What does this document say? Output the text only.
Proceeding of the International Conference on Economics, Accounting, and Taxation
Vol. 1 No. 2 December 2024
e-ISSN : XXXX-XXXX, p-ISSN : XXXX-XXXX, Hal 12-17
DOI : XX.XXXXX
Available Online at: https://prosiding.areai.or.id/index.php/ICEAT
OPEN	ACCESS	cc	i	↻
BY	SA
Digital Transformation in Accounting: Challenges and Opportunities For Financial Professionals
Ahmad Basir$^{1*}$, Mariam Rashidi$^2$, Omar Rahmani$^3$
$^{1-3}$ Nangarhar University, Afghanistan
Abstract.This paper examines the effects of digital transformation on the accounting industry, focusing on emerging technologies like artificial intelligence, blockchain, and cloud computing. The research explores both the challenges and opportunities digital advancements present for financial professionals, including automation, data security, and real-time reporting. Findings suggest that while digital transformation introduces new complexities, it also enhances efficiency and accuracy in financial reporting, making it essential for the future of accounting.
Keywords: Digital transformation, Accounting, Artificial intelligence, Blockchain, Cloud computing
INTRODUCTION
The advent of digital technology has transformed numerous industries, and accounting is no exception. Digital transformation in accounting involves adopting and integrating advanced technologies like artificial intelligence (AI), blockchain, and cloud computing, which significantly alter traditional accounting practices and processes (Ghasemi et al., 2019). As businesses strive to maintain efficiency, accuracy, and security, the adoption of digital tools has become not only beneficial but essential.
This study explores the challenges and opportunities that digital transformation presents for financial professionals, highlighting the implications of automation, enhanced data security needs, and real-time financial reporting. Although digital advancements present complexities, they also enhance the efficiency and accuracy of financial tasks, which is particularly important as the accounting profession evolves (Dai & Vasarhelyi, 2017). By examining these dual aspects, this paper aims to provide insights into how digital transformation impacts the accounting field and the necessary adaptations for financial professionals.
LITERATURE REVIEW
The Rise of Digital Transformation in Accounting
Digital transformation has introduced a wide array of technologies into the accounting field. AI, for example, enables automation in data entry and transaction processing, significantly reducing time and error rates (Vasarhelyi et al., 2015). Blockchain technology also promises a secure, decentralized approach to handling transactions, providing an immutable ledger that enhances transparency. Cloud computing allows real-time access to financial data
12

+++

**Exercise objective**
Work through the records line by line and tally those holding "technology". Reply with the number alone.

**Exercise response**
2